> _Information supplied_:
◇ ◇ ◇
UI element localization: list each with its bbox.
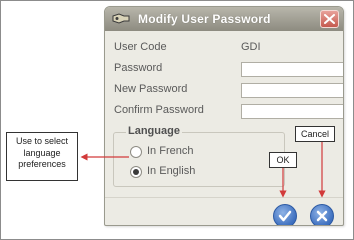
cancel-button[interactable] [310, 204, 334, 225]
ok-callout: OK [269, 152, 297, 168]
key-icon [112, 13, 130, 24]
language-callout-line: Use to select [15, 136, 69, 146]
radio-in-french-label[interactable]: In French [147, 145, 193, 157]
ok-button[interactable] [273, 204, 297, 225]
user-code-value: GDI [241, 41, 261, 53]
language-callout: Use to select language preferences [6, 132, 78, 181]
language-callout-line: preferences [18, 159, 66, 169]
window-title: Modify User Password [138, 12, 271, 26]
confirm-password-label: Confirm Password [114, 104, 204, 116]
confirm-password-input[interactable] [241, 104, 343, 119]
checkmark-icon [278, 210, 292, 222]
user-code-label: User Code [114, 41, 167, 53]
radio-selected-dot [133, 169, 139, 175]
new-password-label: New Password [114, 83, 188, 95]
language-group-title: Language [126, 125, 182, 137]
title-bar: Modify User Password [105, 7, 343, 31]
footer-divider [105, 197, 343, 198]
language-group: Language In French In English [113, 125, 285, 187]
language-callout-line: language [23, 147, 61, 158]
close-button[interactable] [320, 10, 339, 28]
new-password-input[interactable] [241, 83, 343, 98]
password-input[interactable] [241, 62, 343, 77]
radio-in-french[interactable] [130, 146, 142, 158]
close-icon [324, 14, 335, 24]
radio-in-english[interactable] [130, 166, 142, 178]
password-label: Password [114, 62, 163, 74]
cancel-callout: Cancel [295, 126, 335, 142]
modify-password-dialog: Modify User Password User Code GDI Passw… [104, 6, 344, 226]
radio-in-english-label[interactable]: In English [147, 165, 195, 177]
x-icon [316, 210, 328, 222]
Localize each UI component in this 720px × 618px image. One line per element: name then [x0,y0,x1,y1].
◇ ◇ ◇
Please identify every line in the items above that contains the word "title", and copy each of those lines in full.

window-title: Modify User Password [138, 12, 271, 26]
language-group-title: Language [126, 125, 182, 137]
title-bar: Modify User Password [105, 7, 343, 31]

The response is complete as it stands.